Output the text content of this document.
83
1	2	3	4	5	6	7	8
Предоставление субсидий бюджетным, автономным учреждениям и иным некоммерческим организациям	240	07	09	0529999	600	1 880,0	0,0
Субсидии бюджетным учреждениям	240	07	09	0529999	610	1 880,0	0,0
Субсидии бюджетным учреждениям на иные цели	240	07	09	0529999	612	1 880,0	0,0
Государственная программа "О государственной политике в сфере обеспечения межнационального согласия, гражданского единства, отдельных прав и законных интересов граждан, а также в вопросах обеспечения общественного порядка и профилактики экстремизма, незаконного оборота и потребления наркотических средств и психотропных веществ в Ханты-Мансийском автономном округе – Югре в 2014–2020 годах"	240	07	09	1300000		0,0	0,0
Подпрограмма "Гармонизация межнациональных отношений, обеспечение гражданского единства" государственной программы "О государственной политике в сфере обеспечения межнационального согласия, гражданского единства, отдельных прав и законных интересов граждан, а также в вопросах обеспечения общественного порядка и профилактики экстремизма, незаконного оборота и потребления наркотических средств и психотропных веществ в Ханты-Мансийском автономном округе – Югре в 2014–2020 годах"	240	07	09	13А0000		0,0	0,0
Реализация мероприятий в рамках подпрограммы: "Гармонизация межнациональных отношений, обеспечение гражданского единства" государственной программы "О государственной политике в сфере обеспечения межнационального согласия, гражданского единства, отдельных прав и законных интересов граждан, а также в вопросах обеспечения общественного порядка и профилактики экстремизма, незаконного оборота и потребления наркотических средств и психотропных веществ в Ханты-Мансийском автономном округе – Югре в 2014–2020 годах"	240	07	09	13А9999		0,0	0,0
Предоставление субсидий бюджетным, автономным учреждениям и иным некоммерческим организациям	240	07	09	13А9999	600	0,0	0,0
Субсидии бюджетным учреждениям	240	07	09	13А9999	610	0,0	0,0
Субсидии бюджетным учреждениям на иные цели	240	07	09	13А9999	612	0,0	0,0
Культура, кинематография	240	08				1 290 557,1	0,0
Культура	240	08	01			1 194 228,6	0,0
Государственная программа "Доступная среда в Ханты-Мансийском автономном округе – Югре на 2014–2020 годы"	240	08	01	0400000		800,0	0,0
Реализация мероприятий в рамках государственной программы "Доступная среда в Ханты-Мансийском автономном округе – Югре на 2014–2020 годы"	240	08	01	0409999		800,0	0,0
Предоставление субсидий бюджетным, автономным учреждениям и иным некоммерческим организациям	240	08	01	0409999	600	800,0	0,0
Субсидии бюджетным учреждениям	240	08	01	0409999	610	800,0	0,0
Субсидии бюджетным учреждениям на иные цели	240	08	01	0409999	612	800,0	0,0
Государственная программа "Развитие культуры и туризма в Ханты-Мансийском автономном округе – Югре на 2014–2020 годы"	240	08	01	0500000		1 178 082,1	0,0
────────────────
* [GIVEN REQUEST]
Take the lines above and retype all of them exactly.

* [ANSWER IN FULL]
Output the text content of this document.
83
1	2	3	4	5	6	7	8
Предоставление субсидий бюджетным, автономным учреждениям и иным некоммерческим организациям	240	07	09	0529999	600	1 880,0	0,0
Субсидии бюджетным учреждениям	240	07	09	0529999	610	1 880,0	0,0
Субсидии бюджетным учреждениям на иные цели	240	07	09	0529999	612	1 880,0	0,0
Государственная программа "О государственной политике в сфере обеспечения межнационального согласия, гражданского единства, отдельных прав и законных интересов граждан, а также в вопросах обеспечения общественного порядка и профилактики экстремизма, незаконного оборота и потребления наркотических средств и психотропных веществ в Ханты-Мансийском автономном округе – Югре в 2014–2020 годах"	240	07	09	1300000		0,0	0,0
Подпрограмма "Гармонизация межнациональных отношений, обеспечение гражданского единства" государственной программы "О государственной политике в сфере обеспечения межнационального согласия, гражданского единства, отдельных прав и законных интересов граждан, а также в вопросах обеспечения общественного порядка и профилактики экстремизма, незаконного оборота и потребления наркотических средств и психотропных веществ в Ханты-Мансийском автономном округе – Югре в 2014–2020 годах"	240	07	09	13А0000		0,0	0,0
Реализация мероприятий в рамках подпрограммы: "Гармонизация межнациональных отношений, обеспечение гражданского единства" государственной программы "О государственной политике в сфере обеспечения межнационального согласия, гражданского единства, отдельных прав и законных интересов граждан, а также в вопросах обеспечения общественного порядка и профилактики экстремизма, незаконного оборота и потребления наркотических средств и психотропных веществ в Ханты-Мансийском автономном округе – Югре в 2014–2020 годах"	240	07	09	13А9999		0,0	0,0
Предоставление субсидий бюджетным, автономным учреждениям и иным некоммерческим организациям	240	07	09	13А9999	600	0,0	0,0
Субсидии бюджетным учреждениям	240	07	09	13А9999	610	0,0	0,0
Субсидии бюджетным учреждениям на иные цели	240	07	09	13А9999	612	0,0	0,0
Культура, кинематография	240	08				1 290 557,1	0,0
Культура	240	08	01			1 194 228,6	0,0
Государственная программа "Доступная среда в Ханты-Мансийском автономном округе – Югре на 2014–2020 годы"	240	08	01	0400000		800,0	0,0
Реализация мероприятий в рамках государственной программы "Доступная среда в Ханты-Мансийском автономном округе – Югре на 2014–2020 годы"	240	08	01	0409999		800,0	0,0
Предоставление субсидий бюджетным, автономным учреждениям и иным некоммерческим организациям	240	08	01	0409999	600	800,0	0,0
Субсидии бюджетным учреждениям	240	08	01	0409999	610	800,0	0,0
Субсидии бюджетным учреждениям на иные цели	240	08	01	0409999	612	800,0	0,0
Государственная программа "Развитие культуры и туризма в Ханты-Мансийском автономном округе – Югре на 2014–2020 годы"	240	08	01	0500000		1 178 082,1	0,0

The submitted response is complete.